-- Begin DATASET RECORDS --
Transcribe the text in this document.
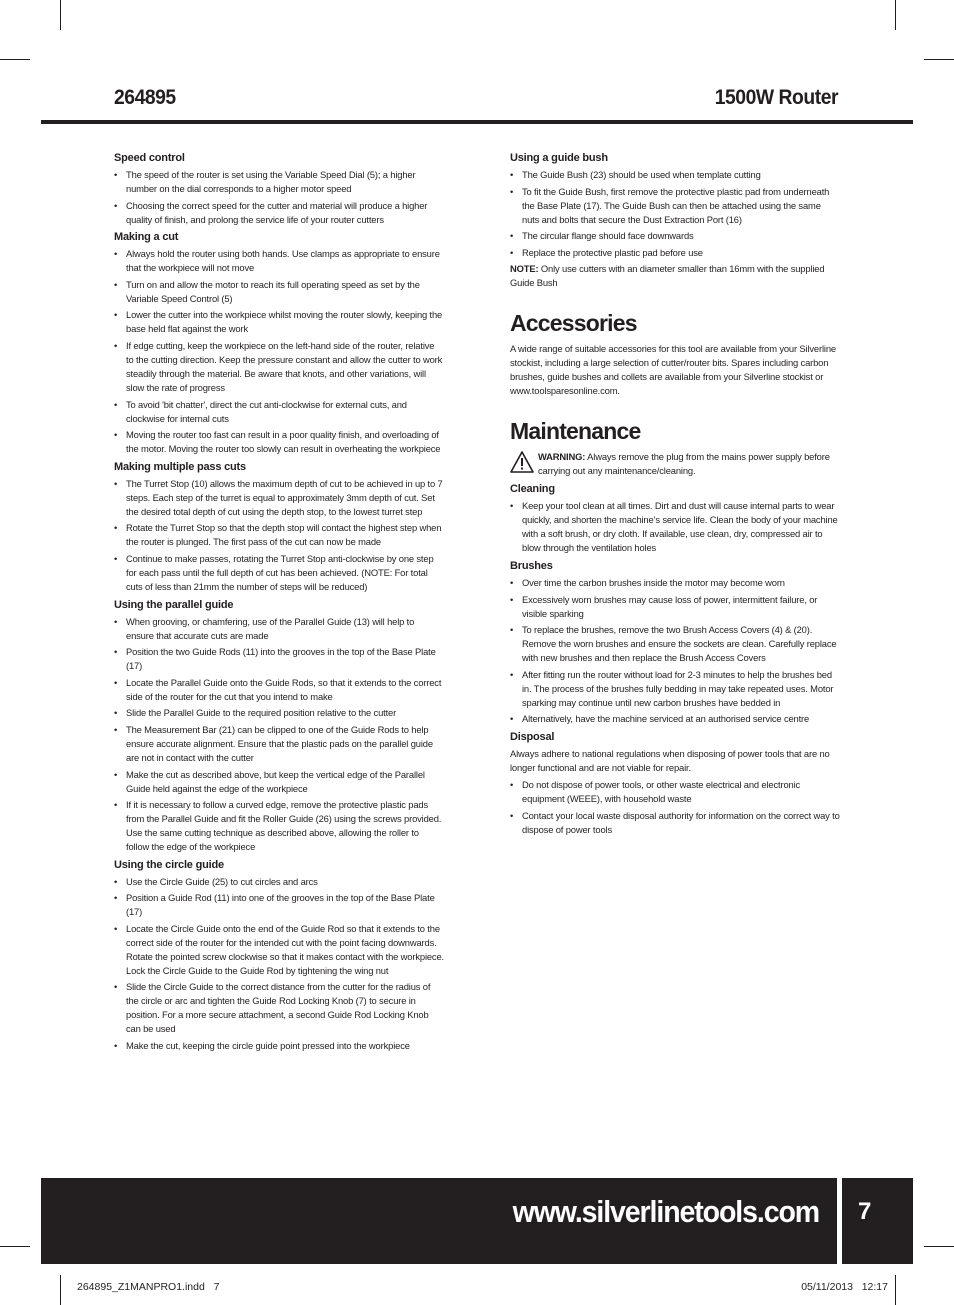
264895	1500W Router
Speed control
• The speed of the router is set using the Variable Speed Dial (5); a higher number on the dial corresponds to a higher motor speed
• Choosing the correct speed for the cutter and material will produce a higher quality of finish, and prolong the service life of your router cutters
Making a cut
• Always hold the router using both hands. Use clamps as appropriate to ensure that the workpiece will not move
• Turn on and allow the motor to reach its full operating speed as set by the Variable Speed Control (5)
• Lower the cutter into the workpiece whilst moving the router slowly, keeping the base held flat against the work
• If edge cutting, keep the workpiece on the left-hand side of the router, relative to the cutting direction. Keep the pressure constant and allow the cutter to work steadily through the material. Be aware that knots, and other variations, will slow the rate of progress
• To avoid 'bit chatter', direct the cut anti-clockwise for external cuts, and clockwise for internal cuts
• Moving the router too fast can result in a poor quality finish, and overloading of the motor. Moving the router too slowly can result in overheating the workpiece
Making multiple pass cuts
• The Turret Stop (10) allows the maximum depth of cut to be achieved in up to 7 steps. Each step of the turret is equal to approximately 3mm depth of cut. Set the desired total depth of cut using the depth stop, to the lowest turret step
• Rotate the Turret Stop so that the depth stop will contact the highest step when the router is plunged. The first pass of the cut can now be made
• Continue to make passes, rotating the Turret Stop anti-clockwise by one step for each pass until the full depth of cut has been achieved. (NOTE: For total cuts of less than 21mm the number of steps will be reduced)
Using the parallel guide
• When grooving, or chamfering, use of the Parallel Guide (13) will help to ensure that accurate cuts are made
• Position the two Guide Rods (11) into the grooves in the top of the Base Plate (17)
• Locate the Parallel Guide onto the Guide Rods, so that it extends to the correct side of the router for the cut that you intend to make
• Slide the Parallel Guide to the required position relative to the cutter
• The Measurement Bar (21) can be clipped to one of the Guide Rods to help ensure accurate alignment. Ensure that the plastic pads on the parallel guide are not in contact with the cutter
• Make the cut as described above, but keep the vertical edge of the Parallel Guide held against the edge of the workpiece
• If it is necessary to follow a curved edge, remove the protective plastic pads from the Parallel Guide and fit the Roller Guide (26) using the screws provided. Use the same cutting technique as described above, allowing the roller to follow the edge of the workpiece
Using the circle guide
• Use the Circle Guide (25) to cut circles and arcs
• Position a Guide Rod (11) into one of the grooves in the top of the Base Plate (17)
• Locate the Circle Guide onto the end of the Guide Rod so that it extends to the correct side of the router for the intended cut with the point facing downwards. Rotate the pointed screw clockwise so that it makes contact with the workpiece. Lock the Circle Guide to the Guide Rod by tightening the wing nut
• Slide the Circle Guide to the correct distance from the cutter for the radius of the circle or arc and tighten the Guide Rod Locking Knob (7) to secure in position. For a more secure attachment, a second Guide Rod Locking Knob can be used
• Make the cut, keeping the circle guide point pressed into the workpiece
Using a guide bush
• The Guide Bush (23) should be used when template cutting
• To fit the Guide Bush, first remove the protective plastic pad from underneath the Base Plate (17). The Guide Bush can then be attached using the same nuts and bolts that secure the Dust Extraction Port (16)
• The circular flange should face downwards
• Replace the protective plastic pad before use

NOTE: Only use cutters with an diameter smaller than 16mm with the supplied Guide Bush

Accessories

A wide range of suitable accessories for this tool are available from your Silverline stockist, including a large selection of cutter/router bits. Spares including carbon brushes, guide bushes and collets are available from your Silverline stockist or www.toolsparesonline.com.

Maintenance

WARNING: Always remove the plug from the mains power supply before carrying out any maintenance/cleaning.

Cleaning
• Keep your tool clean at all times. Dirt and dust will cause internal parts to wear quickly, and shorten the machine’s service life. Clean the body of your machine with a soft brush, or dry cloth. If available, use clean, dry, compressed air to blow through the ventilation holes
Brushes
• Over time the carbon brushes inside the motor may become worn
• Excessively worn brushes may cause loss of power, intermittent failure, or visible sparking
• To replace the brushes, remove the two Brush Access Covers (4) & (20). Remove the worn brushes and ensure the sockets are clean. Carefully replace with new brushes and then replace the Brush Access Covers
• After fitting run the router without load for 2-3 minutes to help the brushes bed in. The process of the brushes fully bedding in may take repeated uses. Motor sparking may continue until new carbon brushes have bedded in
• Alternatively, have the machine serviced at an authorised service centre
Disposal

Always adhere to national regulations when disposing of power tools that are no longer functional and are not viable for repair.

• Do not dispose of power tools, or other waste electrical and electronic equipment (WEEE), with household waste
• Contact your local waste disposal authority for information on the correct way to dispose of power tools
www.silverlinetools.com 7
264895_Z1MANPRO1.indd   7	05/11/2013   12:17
-- End DATASET RECORDS --
-- Begin DATASET RECORDS --
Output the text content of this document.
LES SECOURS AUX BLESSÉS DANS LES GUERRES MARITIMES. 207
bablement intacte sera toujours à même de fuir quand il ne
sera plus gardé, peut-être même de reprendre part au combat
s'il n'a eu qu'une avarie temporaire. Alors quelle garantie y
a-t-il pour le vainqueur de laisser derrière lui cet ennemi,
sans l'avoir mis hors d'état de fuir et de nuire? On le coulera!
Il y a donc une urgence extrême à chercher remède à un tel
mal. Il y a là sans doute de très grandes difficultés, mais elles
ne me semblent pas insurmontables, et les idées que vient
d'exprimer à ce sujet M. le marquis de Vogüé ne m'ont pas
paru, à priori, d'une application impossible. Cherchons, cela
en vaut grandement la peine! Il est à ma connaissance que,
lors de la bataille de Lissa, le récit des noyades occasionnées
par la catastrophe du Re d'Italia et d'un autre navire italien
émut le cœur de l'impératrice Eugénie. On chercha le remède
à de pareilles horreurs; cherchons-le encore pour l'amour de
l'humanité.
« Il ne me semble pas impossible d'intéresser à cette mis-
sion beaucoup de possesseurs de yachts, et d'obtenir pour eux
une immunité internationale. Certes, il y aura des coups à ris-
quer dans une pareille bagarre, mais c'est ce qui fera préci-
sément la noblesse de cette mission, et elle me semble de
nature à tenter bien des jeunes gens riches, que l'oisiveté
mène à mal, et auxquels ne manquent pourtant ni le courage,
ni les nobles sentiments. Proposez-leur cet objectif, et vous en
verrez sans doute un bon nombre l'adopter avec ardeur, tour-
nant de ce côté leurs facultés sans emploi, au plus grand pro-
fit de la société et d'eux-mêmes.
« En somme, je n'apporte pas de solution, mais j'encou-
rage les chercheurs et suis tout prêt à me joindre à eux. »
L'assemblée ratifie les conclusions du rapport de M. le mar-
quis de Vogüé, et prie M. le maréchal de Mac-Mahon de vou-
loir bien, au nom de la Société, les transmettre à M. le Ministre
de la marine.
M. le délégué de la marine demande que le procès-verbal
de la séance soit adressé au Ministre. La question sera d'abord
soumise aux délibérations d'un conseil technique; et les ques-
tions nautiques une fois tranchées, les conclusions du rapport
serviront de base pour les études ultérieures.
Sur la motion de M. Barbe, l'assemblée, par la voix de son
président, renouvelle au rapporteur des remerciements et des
-- End DATASET RECORDS --
▶ [WORK TO COMPLETE]: Among the entries above, how many lines include the word "text"? Give the number with no comment.

▶ [THE REPLY]: 2